- Set exercise -
Transcribe each record exactly. Include every one.

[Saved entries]
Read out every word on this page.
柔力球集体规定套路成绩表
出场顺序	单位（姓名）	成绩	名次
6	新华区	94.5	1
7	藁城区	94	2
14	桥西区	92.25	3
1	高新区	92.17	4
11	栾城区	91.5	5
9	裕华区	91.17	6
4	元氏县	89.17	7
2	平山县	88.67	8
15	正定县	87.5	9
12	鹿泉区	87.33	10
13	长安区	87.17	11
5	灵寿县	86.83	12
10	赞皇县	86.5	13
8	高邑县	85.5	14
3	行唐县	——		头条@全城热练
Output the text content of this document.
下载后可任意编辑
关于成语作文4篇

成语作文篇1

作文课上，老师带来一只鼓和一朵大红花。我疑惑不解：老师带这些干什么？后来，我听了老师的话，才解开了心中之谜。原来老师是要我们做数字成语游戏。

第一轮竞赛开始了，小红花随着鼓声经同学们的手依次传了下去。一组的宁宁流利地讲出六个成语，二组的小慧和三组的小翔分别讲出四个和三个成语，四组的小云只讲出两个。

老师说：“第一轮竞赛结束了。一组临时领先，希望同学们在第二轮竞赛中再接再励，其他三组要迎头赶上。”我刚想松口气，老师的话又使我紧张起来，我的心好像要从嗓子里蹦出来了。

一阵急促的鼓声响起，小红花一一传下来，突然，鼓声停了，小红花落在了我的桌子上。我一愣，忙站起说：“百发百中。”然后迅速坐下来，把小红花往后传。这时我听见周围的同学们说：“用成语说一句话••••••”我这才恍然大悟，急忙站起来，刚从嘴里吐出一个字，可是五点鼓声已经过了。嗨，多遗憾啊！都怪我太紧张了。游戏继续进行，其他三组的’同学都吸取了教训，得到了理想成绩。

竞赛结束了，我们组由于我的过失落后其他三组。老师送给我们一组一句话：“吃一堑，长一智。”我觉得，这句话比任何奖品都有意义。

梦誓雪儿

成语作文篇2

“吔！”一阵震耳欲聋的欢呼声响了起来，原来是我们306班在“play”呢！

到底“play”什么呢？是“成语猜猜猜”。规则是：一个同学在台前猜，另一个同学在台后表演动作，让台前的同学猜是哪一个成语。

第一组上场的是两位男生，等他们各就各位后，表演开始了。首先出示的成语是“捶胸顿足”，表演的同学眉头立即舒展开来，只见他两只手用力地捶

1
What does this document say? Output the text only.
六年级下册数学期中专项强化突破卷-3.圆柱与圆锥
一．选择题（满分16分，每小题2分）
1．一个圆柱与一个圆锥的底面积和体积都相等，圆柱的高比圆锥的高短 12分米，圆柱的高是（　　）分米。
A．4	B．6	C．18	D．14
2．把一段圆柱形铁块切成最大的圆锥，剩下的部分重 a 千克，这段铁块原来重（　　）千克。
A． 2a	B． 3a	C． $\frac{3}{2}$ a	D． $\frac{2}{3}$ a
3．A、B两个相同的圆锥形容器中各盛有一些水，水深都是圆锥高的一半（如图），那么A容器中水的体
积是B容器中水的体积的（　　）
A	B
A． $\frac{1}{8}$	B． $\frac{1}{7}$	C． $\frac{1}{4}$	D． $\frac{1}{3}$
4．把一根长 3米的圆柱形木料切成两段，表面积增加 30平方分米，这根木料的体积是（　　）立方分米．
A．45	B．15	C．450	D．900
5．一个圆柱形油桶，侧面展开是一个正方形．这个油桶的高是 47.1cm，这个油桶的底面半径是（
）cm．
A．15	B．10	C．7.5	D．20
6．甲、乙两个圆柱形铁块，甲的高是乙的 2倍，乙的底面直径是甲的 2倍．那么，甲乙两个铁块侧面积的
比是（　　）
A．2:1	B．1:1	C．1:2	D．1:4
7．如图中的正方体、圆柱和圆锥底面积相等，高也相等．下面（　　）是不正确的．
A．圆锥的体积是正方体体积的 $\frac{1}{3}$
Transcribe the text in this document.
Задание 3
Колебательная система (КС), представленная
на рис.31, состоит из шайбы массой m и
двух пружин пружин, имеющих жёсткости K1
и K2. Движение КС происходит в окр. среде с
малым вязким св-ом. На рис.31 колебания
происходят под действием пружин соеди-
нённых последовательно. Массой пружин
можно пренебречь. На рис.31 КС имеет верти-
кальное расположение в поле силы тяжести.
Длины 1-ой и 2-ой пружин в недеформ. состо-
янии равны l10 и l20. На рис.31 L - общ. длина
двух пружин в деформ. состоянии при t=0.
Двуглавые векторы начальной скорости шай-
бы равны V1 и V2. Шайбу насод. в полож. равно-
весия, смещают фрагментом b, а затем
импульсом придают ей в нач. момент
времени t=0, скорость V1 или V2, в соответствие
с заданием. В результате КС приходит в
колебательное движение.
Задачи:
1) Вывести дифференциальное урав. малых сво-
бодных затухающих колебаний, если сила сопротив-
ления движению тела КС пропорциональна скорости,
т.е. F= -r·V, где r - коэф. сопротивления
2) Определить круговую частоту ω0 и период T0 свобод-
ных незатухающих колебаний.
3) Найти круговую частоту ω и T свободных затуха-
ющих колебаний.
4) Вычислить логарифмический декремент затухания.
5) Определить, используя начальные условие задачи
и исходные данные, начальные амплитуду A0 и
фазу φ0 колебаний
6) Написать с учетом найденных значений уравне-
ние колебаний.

- The result -
Read out every word on this page.
柔力球集体规定套路成绩表
出场顺序	单位（姓名）	成绩	名次
6	新华区	94.5	1
7	藁城区	94	2
14	桥西区	92.25	3
1	高新区	92.17	4
11	栾城区	91.5	5
9	裕华区	91.17	6
4	元氏县	89.17	7
2	平山县	88.67	8
15	正定县	87.5	9
12	鹿泉区	87.33	10
13	长安区	87.17	11
5	灵寿县	86.83	12
10	赞皇县	86.5	13
8	高邑县	85.5	14
3	行唐县	——		头条@全城热练
Output the text content of this document.
下载后可任意编辑
关于成语作文4篇

成语作文篇1

作文课上，老师带来一只鼓和一朵大红花。我疑惑不解：老师带这些干什么？后来，我听了老师的话，才解开了心中之谜。原来老师是要我们做数字成语游戏。

第一轮竞赛开始了，小红花随着鼓声经同学们的手依次传了下去。一组的宁宁流利地讲出六个成语，二组的小慧和三组的小翔分别讲出四个和三个成语，四组的小云只讲出两个。

老师说：“第一轮竞赛结束了。一组临时领先，希望同学们在第二轮竞赛中再接再励，其他三组要迎头赶上。”我刚想松口气，老师的话又使我紧张起来，我的心好像要从嗓子里蹦出来了。

一阵急促的鼓声响起，小红花一一传下来，突然，鼓声停了，小红花落在了我的桌子上。我一愣，忙站起说：“百发百中。”然后迅速坐下来，把小红花往后传。这时我听见周围的同学们说：“用成语说一句话••••••”我这才恍然大悟，急忙站起来，刚从嘴里吐出一个字，可是五点鼓声已经过了。嗨，多遗憾啊！都怪我太紧张了。游戏继续进行，其他三组的’同学都吸取了教训，得到了理想成绩。

竞赛结束了，我们组由于我的过失落后其他三组。老师送给我们一组一句话：“吃一堑，长一智。”我觉得，这句话比任何奖品都有意义。

梦誓雪儿

成语作文篇2

“吔！”一阵震耳欲聋的欢呼声响了起来，原来是我们306班在“play”呢！

到底“play”什么呢？是“成语猜猜猜”。规则是：一个同学在台前猜，另一个同学在台后表演动作，让台前的同学猜是哪一个成语。

第一组上场的是两位男生，等他们各就各位后，表演开始了。首先出示的成语是“捶胸顿足”，表演的同学眉头立即舒展开来，只见他两只手用力地捶

1
What does this document say? Output the text only.
六年级下册数学期中专项强化突破卷-3.圆柱与圆锥
一．选择题（满分16分，每小题2分）
1．一个圆柱与一个圆锥的底面积和体积都相等，圆柱的高比圆锥的高短 12分米，圆柱的高是（　　）分米。
A．4	B．6	C．18	D．14
2．把一段圆柱形铁块切成最大的圆锥，剩下的部分重 a 千克，这段铁块原来重（　　）千克。
A． 2a	B． 3a	C． $\frac{3}{2}$ a	D． $\frac{2}{3}$ a
3．A、B两个相同的圆锥形容器中各盛有一些水，水深都是圆锥高的一半（如图），那么A容器中水的体
积是B容器中水的体积的（　　）
A	B
A． $\frac{1}{8}$	B． $\frac{1}{7}$	C． $\frac{1}{4}$	D． $\frac{1}{3}$
4．把一根长 3米的圆柱形木料切成两段，表面积增加 30平方分米，这根木料的体积是（　　）立方分米．
A．45	B．15	C．450	D．900
5．一个圆柱形油桶，侧面展开是一个正方形．这个油桶的高是 47.1cm，这个油桶的底面半径是（
）cm．
A．15	B．10	C．7.5	D．20
6．甲、乙两个圆柱形铁块，甲的高是乙的 2倍，乙的底面直径是甲的 2倍．那么，甲乙两个铁块侧面积的
比是（　　）
A．2:1	B．1:1	C．1:2	D．1:4
7．如图中的正方体、圆柱和圆锥底面积相等，高也相等．下面（　　）是不正确的．
A．圆锥的体积是正方体体积的 $\frac{1}{3}$
Transcribe the text in this document.
Задание 3
Колебательная система (КС), представленная
на рис.31, состоит из шайбы массой m и
двух пружин пружин, имеющих жёсткости K1
и K2. Движение КС происходит в окр. среде с
малым вязким св-ом. На рис.31 колебания
происходят под действием пружин соеди-
нённых последовательно. Массой пружин
можно пренебречь. На рис.31 КС имеет верти-
кальное расположение в поле силы тяжести.
Длины 1-ой и 2-ой пружин в недеформ. состо-
янии равны l10 и l20. На рис.31 L - общ. длина
двух пружин в деформ. состоянии при t=0.
Двуглавые векторы начальной скорости шай-
бы равны V1 и V2. Шайбу насод. в полож. равно-
весия, смещают фрагментом b, а затем
импульсом придают ей в нач. момент
времени t=0, скорость V1 или V2, в соответствие
с заданием. В результате КС приходит в
колебательное движение.
Задачи:
1) Вывести дифференциальное урав. малых сво-
бодных затухающих колебаний, если сила сопротив-
ления движению тела КС пропорциональна скорости,
т.е. F= -r·V, где r - коэф. сопротивления
2) Определить круговую частоту ω0 и период T0 свобод-
ных незатухающих колебаний.
3) Найти круговую частоту ω и T свободных затуха-
ющих колебаний.
4) Вычислить логарифмический декремент затухания.
5) Определить, используя начальные условие задачи
и исходные данные, начальные амплитуду A0 и
фазу φ0 колебаний
6) Написать с учетом найденных значений уравне-
ние колебаний.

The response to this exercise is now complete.